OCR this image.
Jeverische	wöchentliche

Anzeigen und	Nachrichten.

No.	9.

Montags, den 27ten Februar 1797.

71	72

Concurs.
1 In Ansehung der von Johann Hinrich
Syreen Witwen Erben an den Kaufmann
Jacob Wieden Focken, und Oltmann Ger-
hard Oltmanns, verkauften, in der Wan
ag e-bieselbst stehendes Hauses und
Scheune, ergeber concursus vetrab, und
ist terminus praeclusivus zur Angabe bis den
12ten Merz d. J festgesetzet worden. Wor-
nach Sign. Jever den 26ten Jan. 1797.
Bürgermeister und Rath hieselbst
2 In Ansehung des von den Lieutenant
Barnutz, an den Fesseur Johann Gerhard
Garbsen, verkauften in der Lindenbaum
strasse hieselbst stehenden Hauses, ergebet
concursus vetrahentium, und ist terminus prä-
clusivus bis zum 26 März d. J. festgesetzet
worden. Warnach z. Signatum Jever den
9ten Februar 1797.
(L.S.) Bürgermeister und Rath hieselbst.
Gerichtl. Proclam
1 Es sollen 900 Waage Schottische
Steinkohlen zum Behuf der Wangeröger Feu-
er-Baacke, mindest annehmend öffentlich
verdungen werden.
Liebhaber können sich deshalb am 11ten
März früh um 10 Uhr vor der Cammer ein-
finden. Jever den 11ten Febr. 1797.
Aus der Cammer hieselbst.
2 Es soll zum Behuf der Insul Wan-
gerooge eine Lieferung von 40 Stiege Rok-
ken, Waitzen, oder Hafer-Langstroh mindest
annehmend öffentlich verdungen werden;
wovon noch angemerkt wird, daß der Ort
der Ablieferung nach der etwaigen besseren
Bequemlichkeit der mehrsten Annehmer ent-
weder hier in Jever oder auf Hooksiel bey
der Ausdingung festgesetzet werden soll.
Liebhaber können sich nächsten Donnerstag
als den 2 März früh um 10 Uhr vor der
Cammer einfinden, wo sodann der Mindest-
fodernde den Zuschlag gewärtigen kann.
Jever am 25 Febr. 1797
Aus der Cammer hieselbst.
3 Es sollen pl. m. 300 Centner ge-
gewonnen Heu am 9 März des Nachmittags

_ _ _ _

### [GOAL]
Copy each record from above exactly, and include every line.

### [THE COMPLETED TASK]
OCR this image.
Jeverische	wöchentliche

Anzeigen und	Nachrichten.

No.	9.

Montags, den 27ten Februar 1797.

71	72

Concurs.
1 In Ansehung der von Johann Hinrich
Syreen Witwen Erben an den Kaufmann
Jacob Wieden Focken, und Oltmann Ger-
hard Oltmanns, verkauften, in der Wan
ag e-bieselbst stehendes Hauses und
Scheune, ergeber concursus vetrab, und
ist terminus praeclusivus zur Angabe bis den
12ten Merz d. J festgesetzet worden. Wor-
nach Sign. Jever den 26ten Jan. 1797.
Bürgermeister und Rath hieselbst
2 In Ansehung des von den Lieutenant
Barnutz, an den Fesseur Johann Gerhard
Garbsen, verkauften in der Lindenbaum
strasse hieselbst stehenden Hauses, ergebet
concursus vetrahentium, und ist terminus prä-
clusivus bis zum 26 März d. J. festgesetzet
worden. Warnach z. Signatum Jever den
9ten Februar 1797.
(L.S.) Bürgermeister und Rath hieselbst.
Gerichtl. Proclam
1 Es sollen 900 Waage Schottische
Steinkohlen zum Behuf der Wangeröger Feu-
er-Baacke, mindest annehmend öffentlich
verdungen werden.
Liebhaber können sich deshalb am 11ten
März früh um 10 Uhr vor der Cammer ein-
finden. Jever den 11ten Febr. 1797.
Aus der Cammer hieselbst.
2 Es soll zum Behuf der Insul Wan-
gerooge eine Lieferung von 40 Stiege Rok-
ken, Waitzen, oder Hafer-Langstroh mindest
annehmend öffentlich verdungen werden;
wovon noch angemerkt wird, daß der Ort
der Ablieferung nach der etwaigen besseren
Bequemlichkeit der mehrsten Annehmer ent-
weder hier in Jever oder auf Hooksiel bey
der Ausdingung festgesetzet werden soll.
Liebhaber können sich nächsten Donnerstag
als den 2 März früh um 10 Uhr vor der
Cammer einfinden, wo sodann der Mindest-
fodernde den Zuschlag gewärtigen kann.
Jever am 25 Febr. 1797
Aus der Cammer hieselbst.
3 Es sollen pl. m. 300 Centner ge-
gewonnen Heu am 9 März des Nachmittags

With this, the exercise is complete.